**SHORT TASK**: Gather each line containing the string "Deus" from these entries.

**RAW DATA**:
## begin

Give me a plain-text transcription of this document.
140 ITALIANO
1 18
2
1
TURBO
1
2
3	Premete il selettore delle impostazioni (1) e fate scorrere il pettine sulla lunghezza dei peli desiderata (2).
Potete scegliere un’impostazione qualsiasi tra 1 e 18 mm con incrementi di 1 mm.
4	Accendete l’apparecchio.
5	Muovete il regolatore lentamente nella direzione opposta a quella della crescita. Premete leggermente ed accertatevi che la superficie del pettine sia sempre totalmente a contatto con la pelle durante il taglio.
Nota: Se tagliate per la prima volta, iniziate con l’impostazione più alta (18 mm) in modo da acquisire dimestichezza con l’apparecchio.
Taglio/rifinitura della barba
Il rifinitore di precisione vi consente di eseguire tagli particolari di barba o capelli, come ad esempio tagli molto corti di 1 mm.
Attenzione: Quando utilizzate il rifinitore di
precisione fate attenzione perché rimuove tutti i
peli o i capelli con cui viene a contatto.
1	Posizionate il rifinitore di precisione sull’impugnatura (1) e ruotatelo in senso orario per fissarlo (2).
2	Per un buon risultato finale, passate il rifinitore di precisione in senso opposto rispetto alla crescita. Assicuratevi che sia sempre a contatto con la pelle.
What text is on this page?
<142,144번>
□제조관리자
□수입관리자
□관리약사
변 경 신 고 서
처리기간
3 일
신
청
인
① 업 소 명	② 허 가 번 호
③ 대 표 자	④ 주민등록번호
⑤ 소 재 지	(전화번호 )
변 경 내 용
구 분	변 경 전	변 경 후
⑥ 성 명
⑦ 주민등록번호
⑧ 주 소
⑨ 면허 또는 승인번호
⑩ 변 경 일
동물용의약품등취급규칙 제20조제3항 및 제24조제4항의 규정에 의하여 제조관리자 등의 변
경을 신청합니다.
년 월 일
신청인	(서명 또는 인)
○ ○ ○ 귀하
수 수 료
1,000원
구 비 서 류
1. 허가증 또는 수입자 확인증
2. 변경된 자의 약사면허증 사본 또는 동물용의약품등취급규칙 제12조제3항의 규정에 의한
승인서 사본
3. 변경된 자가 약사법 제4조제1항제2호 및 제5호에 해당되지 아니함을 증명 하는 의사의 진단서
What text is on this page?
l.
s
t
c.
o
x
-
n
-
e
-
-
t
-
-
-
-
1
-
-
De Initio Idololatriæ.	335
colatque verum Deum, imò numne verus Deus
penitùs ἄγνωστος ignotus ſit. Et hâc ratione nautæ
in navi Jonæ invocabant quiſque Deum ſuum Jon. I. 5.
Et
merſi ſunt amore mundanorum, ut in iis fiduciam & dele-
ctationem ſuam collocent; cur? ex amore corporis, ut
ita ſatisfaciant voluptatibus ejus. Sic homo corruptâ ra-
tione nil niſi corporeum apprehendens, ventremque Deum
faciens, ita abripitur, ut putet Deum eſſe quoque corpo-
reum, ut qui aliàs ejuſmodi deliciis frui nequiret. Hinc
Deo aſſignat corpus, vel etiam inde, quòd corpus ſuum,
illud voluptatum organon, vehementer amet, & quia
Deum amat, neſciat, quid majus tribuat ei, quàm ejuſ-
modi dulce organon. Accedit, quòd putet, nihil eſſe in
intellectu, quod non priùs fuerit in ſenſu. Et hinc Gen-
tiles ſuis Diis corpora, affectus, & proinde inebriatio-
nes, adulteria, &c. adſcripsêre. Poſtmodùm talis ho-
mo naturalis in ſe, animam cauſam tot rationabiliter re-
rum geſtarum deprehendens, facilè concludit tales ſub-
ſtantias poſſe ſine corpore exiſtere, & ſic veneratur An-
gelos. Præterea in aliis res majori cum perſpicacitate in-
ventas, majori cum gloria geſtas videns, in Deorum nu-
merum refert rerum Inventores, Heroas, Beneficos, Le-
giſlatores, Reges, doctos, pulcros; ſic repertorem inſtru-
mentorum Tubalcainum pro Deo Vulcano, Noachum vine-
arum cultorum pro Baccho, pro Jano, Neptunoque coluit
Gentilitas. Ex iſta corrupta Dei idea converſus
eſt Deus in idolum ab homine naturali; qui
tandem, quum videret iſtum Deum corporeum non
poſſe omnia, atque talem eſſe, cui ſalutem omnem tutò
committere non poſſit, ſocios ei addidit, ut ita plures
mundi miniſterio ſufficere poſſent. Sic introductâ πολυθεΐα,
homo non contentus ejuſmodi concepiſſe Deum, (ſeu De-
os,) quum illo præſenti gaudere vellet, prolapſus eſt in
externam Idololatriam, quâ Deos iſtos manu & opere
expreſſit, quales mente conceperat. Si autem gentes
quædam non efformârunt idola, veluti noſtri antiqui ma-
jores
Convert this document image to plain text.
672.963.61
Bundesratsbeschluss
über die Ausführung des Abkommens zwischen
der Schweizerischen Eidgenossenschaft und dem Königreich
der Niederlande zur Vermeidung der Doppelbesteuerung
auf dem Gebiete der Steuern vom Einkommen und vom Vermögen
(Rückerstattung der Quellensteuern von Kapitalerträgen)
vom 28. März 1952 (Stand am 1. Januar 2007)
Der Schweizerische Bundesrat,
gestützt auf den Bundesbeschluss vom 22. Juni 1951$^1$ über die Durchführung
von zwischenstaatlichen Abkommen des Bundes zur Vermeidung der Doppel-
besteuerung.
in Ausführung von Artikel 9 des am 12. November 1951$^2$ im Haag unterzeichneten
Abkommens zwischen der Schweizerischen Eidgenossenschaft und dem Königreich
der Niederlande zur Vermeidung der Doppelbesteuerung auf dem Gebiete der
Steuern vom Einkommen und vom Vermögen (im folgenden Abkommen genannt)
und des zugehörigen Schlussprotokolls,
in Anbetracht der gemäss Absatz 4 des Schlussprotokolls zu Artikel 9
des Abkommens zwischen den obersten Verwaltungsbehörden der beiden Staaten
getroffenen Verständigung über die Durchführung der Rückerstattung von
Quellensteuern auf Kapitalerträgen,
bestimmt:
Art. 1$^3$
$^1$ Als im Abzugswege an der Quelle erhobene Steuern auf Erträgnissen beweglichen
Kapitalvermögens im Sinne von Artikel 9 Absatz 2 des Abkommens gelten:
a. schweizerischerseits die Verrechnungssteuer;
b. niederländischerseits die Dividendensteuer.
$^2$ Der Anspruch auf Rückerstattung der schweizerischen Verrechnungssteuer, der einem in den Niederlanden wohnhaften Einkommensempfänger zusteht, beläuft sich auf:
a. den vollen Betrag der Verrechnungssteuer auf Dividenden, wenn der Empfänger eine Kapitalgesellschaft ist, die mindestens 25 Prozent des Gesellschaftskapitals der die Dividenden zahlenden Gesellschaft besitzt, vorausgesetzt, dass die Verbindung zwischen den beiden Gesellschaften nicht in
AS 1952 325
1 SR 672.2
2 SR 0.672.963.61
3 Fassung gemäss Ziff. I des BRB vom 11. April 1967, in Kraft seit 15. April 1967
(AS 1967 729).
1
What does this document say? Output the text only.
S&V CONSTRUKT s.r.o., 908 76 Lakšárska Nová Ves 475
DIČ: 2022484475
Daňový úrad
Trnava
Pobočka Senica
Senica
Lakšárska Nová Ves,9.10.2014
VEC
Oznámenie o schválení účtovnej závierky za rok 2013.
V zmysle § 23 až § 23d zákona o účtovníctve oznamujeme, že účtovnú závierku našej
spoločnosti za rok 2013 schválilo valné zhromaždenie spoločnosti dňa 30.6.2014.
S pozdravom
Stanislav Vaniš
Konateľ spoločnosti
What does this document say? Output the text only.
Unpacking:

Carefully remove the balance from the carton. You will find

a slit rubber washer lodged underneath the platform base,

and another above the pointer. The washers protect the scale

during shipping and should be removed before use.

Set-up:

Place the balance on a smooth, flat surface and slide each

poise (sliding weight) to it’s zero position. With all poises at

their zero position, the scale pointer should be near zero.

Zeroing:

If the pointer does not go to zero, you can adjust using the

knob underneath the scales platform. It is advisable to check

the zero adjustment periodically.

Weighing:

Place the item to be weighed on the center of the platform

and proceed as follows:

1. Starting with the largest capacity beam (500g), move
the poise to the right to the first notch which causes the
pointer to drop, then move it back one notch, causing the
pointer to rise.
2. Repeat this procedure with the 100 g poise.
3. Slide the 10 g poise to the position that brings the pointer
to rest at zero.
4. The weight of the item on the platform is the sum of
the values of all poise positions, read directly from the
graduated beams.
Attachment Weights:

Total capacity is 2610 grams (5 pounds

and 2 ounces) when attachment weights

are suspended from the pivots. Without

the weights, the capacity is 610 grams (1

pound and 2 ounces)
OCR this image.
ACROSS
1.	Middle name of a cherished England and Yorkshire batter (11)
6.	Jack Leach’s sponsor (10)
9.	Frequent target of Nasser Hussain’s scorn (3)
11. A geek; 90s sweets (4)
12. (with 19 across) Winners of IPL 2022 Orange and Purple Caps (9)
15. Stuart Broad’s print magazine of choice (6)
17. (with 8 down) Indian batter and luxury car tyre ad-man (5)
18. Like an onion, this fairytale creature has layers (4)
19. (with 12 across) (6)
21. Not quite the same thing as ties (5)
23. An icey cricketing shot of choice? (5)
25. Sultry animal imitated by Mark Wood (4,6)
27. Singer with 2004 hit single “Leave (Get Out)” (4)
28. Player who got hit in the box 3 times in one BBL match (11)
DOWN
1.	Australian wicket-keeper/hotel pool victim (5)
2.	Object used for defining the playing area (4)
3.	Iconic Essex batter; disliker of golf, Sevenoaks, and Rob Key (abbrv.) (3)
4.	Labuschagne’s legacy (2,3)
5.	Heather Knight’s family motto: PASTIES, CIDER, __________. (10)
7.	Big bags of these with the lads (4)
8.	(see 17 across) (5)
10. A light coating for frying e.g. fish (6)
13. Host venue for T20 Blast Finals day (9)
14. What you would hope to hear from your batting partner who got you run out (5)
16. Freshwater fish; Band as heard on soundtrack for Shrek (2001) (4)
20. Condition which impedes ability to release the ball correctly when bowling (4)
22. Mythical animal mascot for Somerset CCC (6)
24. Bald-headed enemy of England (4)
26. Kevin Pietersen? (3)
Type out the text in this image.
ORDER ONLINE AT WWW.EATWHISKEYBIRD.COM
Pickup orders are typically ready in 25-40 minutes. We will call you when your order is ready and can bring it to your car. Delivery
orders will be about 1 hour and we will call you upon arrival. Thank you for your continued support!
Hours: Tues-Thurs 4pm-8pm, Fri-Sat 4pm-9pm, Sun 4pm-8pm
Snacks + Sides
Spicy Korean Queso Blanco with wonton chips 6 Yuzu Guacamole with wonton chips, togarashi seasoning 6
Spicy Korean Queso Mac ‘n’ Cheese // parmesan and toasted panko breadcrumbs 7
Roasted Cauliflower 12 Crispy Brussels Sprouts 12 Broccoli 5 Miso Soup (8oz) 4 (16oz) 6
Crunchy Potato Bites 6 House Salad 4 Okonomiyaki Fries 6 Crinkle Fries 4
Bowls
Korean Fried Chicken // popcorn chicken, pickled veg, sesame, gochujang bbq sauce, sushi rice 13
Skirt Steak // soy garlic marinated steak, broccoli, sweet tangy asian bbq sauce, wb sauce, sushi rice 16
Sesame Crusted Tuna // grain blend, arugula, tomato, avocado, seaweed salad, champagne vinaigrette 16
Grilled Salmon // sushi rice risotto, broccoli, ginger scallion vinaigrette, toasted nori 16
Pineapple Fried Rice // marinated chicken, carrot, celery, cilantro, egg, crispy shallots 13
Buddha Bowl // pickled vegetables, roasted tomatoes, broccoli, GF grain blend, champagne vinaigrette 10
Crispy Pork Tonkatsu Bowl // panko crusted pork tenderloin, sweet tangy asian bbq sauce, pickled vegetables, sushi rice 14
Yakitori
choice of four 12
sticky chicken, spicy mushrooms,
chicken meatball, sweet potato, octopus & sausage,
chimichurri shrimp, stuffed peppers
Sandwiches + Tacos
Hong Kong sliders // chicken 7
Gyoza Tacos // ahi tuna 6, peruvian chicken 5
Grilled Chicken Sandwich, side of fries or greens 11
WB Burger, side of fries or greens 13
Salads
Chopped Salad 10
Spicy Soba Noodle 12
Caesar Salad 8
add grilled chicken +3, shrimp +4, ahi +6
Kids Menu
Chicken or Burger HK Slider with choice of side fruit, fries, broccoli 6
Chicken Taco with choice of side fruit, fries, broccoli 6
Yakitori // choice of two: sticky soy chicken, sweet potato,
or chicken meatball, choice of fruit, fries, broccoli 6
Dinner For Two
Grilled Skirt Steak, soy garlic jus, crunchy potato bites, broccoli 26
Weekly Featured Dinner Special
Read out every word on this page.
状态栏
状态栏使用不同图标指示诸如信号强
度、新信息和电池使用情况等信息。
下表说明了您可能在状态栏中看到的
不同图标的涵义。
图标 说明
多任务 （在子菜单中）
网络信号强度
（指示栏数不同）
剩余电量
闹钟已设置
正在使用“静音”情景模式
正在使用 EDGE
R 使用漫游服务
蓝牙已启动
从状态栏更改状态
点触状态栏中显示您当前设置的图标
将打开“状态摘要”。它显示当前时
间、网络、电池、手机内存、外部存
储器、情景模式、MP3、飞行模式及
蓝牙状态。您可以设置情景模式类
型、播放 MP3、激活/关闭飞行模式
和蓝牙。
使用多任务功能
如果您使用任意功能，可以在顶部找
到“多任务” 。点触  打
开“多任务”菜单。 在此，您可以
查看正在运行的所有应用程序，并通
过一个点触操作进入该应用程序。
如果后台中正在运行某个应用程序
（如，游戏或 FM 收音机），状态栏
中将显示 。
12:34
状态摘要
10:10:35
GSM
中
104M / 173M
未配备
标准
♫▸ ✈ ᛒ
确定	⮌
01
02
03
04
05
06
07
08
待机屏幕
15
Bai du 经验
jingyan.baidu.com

## end

**EXPECTED ANSWER**:
colatque verum Deum, imò numne verus Deus
eſt Deus in idolum ab homine naturali; qui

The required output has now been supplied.